Data listing:
══════════════════════════════

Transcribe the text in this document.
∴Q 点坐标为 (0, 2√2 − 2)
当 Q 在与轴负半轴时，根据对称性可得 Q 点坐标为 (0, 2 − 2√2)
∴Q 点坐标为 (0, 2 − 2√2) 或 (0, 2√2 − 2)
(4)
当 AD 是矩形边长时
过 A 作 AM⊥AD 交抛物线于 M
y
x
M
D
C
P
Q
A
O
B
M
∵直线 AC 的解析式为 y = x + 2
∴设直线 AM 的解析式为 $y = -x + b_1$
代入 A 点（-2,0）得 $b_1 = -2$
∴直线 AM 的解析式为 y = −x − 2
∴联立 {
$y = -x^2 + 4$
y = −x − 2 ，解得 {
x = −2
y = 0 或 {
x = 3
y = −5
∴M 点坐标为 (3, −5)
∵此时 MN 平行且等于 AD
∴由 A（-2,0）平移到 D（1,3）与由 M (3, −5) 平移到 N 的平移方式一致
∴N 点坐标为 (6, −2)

══════════════════════════════

## Set problem
Return all of the entries word for word.

## Result
Transcribe the text in this document.
∴Q 点坐标为 (0, 2√2 − 2)
当 Q 在与轴负半轴时，根据对称性可得 Q 点坐标为 (0, 2 − 2√2)
∴Q 点坐标为 (0, 2 − 2√2) 或 (0, 2√2 − 2)
(4)
当 AD 是矩形边长时
过 A 作 AM⊥AD 交抛物线于 M
y
x
M
D
C
P
Q
A
O
B
M
∵直线 AC 的解析式为 y = x + 2
∴设直线 AM 的解析式为 $y = -x + b_1$
代入 A 点（-2,0）得 $b_1 = -2$
∴直线 AM 的解析式为 y = −x − 2
∴联立 {
$y = -x^2 + 4$
y = −x − 2 ，解得 {
x = −2
y = 0 或 {
x = 3
y = −5
∴M 点坐标为 (3, −5)
∵此时 MN 平行且等于 AD
∴由 A（-2,0）平移到 D（1,3）与由 M (3, −5) 平移到 N 的平移方式一致
∴N 点坐标为 (6, −2)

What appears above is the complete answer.